# PROVIDED PASSAGE
........
Mountain peak in Oregon

Hillman Peak is an 8151 ft summit on the west rim of Crater Lake in Crater Lake National Park, Oregon. It is the highest peak on the caldera rim and ranks as the second-highest peak in the park. It is situated 1.5 mile northwest of Wizard Island. Topographic relief is significant as the summit rises 1,973 feet above the lake in 0.57 mile. Rim Drive traverses the western slope of the peak. Precipitation runoff from the peak's east slope drains into Crater Lake whereas the west slope drains to the Rogue River via Copeland Creek.

==History==
Hillman Peak was named by William Gladstone Steel for John Wesley Hillman (1832–1915), a prospector who discovered Crater Lake on June 12, 1853. The peak's "Hillman Peak" toponym was officially adopted in 1928 by the United States Board on Geographic Names. Variant names prior to 1928 included Glacier Peak and Maxwell Peak.
........
# RECORDED DATA
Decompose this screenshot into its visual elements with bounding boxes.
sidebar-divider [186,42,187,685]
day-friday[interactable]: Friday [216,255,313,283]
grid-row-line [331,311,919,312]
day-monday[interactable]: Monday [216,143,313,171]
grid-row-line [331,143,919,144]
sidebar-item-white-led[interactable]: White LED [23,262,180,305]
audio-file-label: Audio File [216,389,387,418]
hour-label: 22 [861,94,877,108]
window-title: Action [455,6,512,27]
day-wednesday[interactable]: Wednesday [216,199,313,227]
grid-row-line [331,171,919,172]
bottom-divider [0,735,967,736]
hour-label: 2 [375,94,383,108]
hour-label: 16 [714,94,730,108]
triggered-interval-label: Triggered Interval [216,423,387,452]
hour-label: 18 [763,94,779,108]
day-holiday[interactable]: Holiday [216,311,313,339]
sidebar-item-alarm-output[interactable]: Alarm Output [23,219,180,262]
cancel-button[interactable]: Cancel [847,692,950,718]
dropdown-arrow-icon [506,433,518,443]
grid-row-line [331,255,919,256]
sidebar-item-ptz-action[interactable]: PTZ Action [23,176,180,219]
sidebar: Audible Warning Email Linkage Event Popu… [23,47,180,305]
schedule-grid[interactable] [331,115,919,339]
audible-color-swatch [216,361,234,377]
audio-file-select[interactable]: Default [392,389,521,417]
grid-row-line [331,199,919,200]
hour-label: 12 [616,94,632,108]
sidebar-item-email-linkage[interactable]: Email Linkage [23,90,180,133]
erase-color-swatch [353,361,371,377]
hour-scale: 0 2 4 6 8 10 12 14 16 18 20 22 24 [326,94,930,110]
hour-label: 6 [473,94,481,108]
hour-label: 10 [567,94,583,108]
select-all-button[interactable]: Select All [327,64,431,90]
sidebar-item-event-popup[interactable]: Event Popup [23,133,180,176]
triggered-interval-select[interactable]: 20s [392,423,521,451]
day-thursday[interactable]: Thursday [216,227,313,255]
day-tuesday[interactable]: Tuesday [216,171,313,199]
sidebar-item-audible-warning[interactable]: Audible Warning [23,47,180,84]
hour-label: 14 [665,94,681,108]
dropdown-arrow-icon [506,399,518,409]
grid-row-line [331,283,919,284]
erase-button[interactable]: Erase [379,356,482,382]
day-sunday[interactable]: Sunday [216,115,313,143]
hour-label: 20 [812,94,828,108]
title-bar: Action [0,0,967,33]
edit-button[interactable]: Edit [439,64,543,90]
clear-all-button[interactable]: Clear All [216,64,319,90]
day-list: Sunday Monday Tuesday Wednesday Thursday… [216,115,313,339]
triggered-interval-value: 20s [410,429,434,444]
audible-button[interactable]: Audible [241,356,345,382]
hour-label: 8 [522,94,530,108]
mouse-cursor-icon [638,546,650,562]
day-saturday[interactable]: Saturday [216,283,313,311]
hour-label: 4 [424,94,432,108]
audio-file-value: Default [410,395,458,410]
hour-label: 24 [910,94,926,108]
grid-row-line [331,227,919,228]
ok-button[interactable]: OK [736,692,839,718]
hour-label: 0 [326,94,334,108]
........
# ASSIGNED TASK A
From the Hillman Peak passage, could you give again everything from "Mountain peak in" down to "via Copeland Creek."?
# ASSIGNED TASK B
According to the Hillman Peak passage, what names has the peak gone by, counting both its official name and the variants used before 1928?

# EXERCISE OUTPUT A
Mountain peak in Oregon

Hillman Peak is an 8151 ft summit on the west rim of Crater Lake in Crater Lake National Park, Oregon. It is the highest peak on the caldera rim and ranks as the second-highest peak in the park. It is situated 1.5 mile northwest of Wizard Island. Topographic relief is significant as the summit rises 1,973 feet above the lake in 0.57 mile. Rim Drive traverses the western slope of the peak. Precipitation runoff from the peak's east slope drains into Crater Lake whereas the west slope drains to the Rogue River via Copeland Creek.

# EXERCISE OUTPUT B
Hillman Peak, Glacier Peak, Maxwell Peak